→ **Recorded data**
--- begin ---
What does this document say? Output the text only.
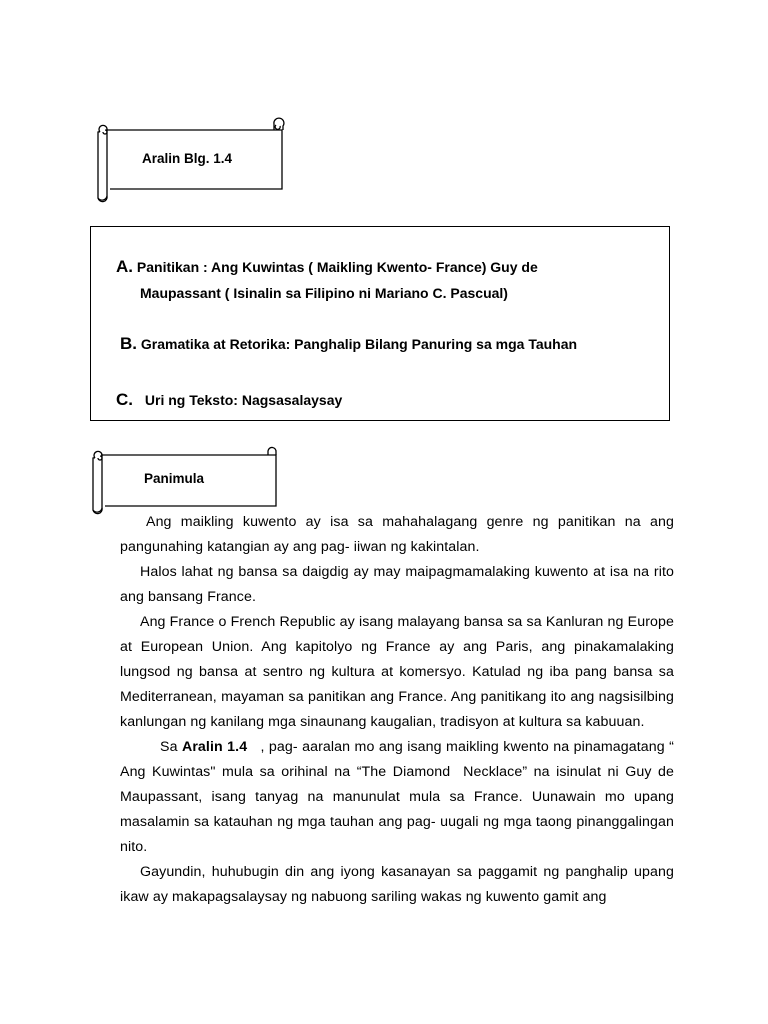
Aralin Blg. 1.4
A. Panitikan : Ang Kuwintas ( Maikling Kwento- France) Guy de
Maupassant ( Isinalin sa Filipino ni Mariano C. Pascual)
B. Gramatika at Retorika: Panghalip Bilang Panuring sa mga Tauhan
C. Uri ng Teksto: Nagsasalaysay
Panimula

Ang maikling kuwento ay isa sa mahahalagang genre ng panitikan na ang pangunahing katangian ay ang pag- iiwan ng kakintalan.

Halos lahat ng bansa sa daigdig ay may maipagmamalaking kuwento at isa na rito ang bansang France.

Ang France o French Republic ay isang malayang bansa sa sa Kanluran ng Europe at European Union. Ang kapitolyo ng France ay ang Paris, ang pinakamalaking lungsod ng bansa at sentro ng kultura at komersyo. Katulad ng iba pang bansa sa Mediterranean, mayaman sa panitikan ang France. Ang panitikang ito ang nagsisilbing kanlungan ng kanilang mga sinaunang kaugalian, tradisyon at kultura sa kabuuan.

Sa Aralin 1.4   , pag- aaralan mo ang isang maikling kwento na pinamagatang “ Ang Kuwintas" mula sa orihinal na “The Diamond  Necklace” na isinulat ni Guy de Maupassant, isang tanyag na manunulat mula sa France. Uunawain mo upang masalamin sa katauhan ng mga tauhan ang pag- uugali ng mga taong pinanggalingan nito.

Gayundin, huhubugin din ang iyong kasanayan sa paggamit ng panghalip upang ikaw ay makapagsalaysay ng nabuong sariling wakas ng kuwento gamit ang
--- end ---
→ **EXERCISE DETAILS**
Leave out the pictures and copy the rest of the material above exactly.

→ **ANSWER TO THE EXERCISE**
What does this document say? Output the text only.
Aralin Blg. 1.4
A. Panitikan : Ang Kuwintas ( Maikling Kwento- France) Guy de
Maupassant ( Isinalin sa Filipino ni Mariano C. Pascual)
B. Gramatika at Retorika: Panghalip Bilang Panuring sa mga Tauhan
C. Uri ng Teksto: Nagsasalaysay
Panimula

Ang maikling kuwento ay isa sa mahahalagang genre ng panitikan na ang pangunahing katangian ay ang pag- iiwan ng kakintalan.

Halos lahat ng bansa sa daigdig ay may maipagmamalaking kuwento at isa na rito ang bansang France.

Ang France o French Republic ay isang malayang bansa sa sa Kanluran ng Europe at European Union. Ang kapitolyo ng France ay ang Paris, ang pinakamalaking lungsod ng bansa at sentro ng kultura at komersyo. Katulad ng iba pang bansa sa Mediterranean, mayaman sa panitikan ang France. Ang panitikang ito ang nagsisilbing kanlungan ng kanilang mga sinaunang kaugalian, tradisyon at kultura sa kabuuan.

Sa Aralin 1.4   , pag- aaralan mo ang isang maikling kwento na pinamagatang “ Ang Kuwintas" mula sa orihinal na “The Diamond  Necklace” na isinulat ni Guy de Maupassant, isang tanyag na manunulat mula sa France. Uunawain mo upang masalamin sa katauhan ng mga tauhan ang pag- uugali ng mga taong pinanggalingan nito.

Gayundin, huhubugin din ang iyong kasanayan sa paggamit ng panghalip upang ikaw ay makapagsalaysay ng nabuong sariling wakas ng kuwento gamit ang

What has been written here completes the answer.